[Stated problem]:
Gather up the lines that contain "this".

● ● ● ● ● ● ●

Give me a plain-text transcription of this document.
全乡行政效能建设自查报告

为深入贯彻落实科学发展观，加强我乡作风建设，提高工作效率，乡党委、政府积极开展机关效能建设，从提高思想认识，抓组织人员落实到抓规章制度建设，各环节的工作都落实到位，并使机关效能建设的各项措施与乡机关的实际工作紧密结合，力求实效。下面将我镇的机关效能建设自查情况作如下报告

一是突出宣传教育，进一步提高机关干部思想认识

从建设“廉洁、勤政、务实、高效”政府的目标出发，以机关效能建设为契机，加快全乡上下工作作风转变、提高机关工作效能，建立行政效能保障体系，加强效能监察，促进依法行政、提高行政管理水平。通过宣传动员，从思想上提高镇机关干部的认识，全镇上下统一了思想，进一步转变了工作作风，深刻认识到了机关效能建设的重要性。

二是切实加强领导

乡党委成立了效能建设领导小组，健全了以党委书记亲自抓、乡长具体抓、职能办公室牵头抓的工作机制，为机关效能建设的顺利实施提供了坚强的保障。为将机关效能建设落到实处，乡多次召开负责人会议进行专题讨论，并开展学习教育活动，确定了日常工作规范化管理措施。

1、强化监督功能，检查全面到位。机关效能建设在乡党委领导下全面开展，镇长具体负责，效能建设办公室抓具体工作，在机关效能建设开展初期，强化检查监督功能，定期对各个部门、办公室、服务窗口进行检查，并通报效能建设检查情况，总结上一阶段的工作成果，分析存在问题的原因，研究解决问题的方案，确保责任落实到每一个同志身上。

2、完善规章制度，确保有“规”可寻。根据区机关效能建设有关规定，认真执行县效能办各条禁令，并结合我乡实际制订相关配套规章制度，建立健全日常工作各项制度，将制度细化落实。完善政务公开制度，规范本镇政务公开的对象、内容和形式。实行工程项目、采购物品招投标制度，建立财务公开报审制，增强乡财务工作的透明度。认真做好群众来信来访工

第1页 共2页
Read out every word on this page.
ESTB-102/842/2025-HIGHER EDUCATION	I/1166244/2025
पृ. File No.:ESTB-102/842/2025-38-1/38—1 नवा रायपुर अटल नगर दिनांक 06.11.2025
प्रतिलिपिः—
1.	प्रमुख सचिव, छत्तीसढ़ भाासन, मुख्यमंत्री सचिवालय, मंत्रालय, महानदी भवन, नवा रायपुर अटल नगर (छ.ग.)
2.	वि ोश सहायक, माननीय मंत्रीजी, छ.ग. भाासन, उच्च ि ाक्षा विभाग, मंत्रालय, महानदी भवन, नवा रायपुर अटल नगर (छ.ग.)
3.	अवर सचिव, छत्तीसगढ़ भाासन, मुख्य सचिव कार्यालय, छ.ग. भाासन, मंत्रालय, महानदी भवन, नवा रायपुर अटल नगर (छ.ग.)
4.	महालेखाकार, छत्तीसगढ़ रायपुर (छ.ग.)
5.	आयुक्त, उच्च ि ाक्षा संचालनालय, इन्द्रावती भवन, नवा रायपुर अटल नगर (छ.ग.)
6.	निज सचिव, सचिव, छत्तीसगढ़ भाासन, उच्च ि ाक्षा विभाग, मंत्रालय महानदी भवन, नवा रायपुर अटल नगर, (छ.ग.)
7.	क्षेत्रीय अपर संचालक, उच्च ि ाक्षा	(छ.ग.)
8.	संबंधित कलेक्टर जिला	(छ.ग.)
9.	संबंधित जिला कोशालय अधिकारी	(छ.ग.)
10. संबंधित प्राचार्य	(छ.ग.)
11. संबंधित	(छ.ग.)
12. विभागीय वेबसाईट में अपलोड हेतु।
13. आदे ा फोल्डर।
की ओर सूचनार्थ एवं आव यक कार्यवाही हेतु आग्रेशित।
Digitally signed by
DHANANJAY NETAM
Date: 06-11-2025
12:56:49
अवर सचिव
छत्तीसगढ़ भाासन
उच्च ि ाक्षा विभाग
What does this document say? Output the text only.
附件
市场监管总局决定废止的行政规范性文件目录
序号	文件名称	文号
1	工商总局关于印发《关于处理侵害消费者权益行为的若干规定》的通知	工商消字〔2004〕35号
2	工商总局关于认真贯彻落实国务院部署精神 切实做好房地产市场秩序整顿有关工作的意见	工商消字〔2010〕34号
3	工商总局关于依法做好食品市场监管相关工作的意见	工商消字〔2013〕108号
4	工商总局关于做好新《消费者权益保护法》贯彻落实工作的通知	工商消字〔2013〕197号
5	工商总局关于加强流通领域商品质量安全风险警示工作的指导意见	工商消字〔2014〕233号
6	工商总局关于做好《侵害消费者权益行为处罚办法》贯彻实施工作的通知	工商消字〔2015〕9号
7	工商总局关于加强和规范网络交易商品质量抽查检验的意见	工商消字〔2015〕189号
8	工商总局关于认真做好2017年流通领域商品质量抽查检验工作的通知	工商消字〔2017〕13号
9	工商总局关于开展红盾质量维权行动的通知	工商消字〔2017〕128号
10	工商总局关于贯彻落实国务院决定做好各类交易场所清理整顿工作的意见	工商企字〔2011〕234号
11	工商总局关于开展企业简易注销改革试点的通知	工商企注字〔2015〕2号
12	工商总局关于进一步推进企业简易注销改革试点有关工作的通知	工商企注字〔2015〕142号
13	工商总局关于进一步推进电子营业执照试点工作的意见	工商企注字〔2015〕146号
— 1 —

● ● ● ● ● ● ●

[The reply]:
Give me a plain-text transcription of this document.
Read out every word on this page.
What does this document say? Output the text only.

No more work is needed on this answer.